## START
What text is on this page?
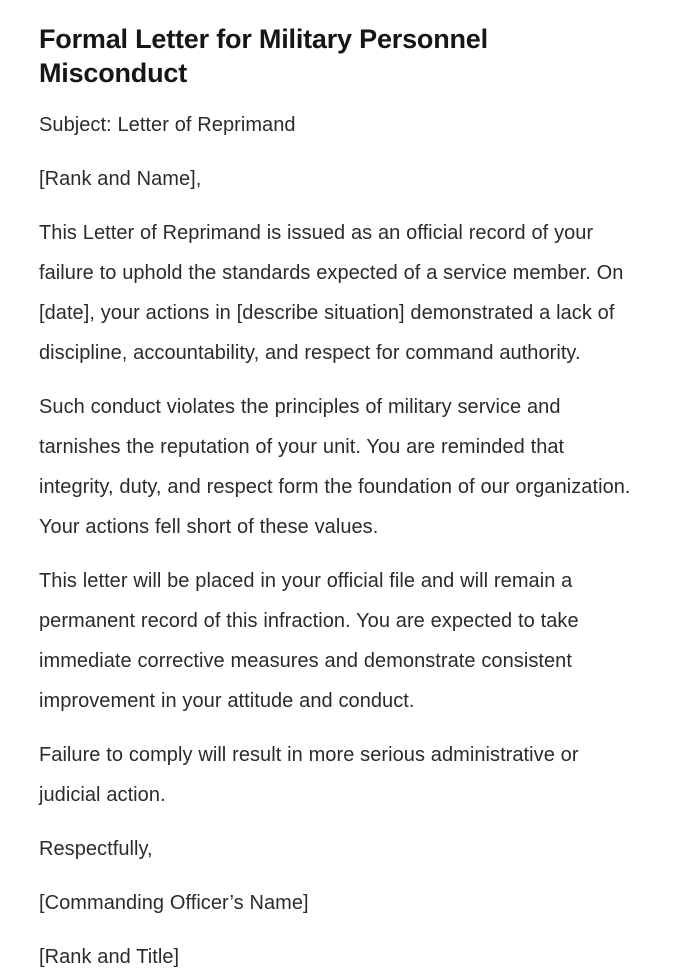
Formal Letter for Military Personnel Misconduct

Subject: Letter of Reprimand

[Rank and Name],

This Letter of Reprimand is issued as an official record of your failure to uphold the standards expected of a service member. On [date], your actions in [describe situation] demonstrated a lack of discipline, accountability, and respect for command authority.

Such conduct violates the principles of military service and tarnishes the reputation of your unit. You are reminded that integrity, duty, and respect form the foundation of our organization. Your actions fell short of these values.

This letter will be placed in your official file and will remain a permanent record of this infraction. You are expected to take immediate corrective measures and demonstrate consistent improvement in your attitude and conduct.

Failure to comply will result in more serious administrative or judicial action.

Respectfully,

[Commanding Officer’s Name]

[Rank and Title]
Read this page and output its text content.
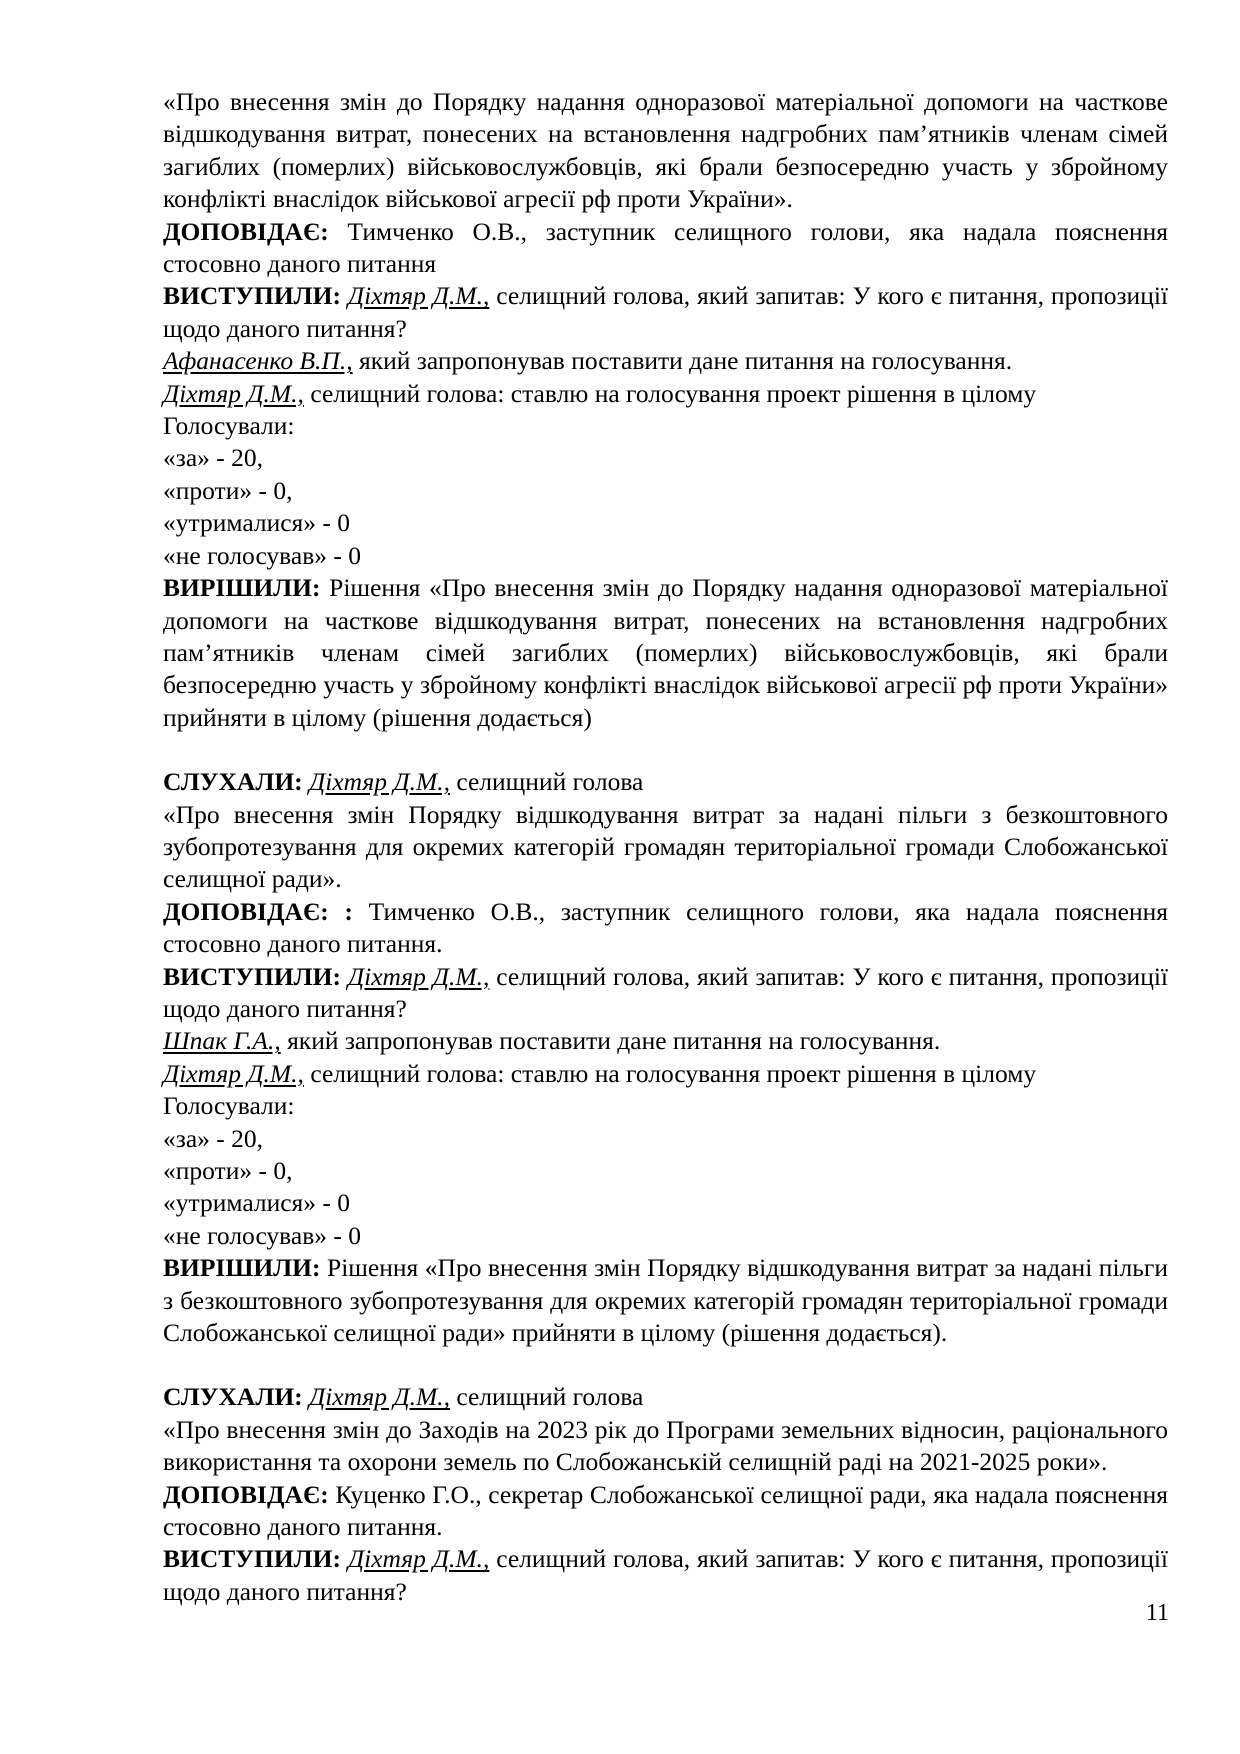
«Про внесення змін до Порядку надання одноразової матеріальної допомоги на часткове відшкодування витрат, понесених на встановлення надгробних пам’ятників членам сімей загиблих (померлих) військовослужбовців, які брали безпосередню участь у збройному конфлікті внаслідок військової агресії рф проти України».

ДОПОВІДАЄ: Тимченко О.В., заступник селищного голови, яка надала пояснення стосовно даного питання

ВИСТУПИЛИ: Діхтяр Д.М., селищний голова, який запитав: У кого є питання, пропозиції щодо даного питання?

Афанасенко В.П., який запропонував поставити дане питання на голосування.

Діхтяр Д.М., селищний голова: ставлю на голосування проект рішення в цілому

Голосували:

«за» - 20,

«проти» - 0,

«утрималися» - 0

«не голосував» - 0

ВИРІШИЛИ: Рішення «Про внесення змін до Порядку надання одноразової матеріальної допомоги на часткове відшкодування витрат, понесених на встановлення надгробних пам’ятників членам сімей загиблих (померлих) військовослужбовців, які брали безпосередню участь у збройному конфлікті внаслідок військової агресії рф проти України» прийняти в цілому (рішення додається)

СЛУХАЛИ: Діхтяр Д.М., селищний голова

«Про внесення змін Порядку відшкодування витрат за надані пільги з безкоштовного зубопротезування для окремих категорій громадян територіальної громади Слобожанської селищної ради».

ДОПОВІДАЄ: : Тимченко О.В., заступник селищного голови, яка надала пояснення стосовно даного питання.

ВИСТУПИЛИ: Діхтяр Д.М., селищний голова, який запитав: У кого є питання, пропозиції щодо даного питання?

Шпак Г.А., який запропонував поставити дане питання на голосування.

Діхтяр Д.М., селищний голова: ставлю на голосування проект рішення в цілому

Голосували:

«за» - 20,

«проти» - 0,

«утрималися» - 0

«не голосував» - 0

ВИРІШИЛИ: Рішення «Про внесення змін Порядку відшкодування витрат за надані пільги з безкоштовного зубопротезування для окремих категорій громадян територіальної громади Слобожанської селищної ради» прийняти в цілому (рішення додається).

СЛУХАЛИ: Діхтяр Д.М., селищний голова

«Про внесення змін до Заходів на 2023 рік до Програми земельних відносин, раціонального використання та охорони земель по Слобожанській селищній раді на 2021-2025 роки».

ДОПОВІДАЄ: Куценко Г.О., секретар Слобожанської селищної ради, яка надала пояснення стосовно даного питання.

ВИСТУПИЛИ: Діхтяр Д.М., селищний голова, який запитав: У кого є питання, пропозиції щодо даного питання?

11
## END
## START
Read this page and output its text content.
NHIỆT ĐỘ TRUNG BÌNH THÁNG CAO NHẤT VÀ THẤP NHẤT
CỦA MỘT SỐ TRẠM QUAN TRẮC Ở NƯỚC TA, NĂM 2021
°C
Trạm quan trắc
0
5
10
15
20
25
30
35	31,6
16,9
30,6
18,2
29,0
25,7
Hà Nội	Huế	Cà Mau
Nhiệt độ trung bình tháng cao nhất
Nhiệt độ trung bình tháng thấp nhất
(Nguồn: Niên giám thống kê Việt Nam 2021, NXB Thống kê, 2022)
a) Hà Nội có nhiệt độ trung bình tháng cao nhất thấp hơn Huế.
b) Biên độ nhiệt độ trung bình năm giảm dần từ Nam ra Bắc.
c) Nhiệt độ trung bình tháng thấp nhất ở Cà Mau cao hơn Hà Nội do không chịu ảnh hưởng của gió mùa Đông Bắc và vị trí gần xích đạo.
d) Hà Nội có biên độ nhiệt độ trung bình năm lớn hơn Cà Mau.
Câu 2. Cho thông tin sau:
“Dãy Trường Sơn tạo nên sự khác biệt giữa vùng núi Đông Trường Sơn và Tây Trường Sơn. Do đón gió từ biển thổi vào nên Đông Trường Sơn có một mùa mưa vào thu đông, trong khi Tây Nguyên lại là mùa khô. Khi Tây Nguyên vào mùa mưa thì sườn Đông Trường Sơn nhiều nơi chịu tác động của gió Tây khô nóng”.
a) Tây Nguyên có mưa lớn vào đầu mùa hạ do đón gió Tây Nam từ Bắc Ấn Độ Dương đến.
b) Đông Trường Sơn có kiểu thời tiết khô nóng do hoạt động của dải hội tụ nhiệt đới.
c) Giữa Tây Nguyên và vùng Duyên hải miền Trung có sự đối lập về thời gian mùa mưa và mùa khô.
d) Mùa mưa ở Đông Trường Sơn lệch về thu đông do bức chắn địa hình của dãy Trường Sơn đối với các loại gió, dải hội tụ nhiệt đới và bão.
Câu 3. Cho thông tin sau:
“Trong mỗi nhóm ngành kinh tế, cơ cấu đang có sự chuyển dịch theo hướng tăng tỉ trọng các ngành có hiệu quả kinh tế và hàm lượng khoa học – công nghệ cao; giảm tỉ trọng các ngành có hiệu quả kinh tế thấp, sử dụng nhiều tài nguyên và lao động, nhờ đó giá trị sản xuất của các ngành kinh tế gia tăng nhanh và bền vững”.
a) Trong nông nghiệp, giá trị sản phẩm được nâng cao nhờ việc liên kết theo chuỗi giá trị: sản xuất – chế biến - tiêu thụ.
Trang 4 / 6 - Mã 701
## END
GIVEN TASK »
From the material above, gather all lines that include the string "your" and copy them.

THE SOLUTION »
This Letter of Reprimand is issued as an official record of your failure to uphold the standards expected of a service member. On [date], your actions in [describe situation] demonstrated a lack of discipline, accountability, and respect for command authority.
Such conduct violates the principles of military service and tarnishes the reputation of your unit. You are reminded that integrity, duty, and respect form the foundation of our organization. Your actions fell short of these values.
This letter will be placed in your official file and will remain a permanent record of this infraction. You are expected to take immediate corrective measures and demonstrate consistent improvement in your attitude and conduct.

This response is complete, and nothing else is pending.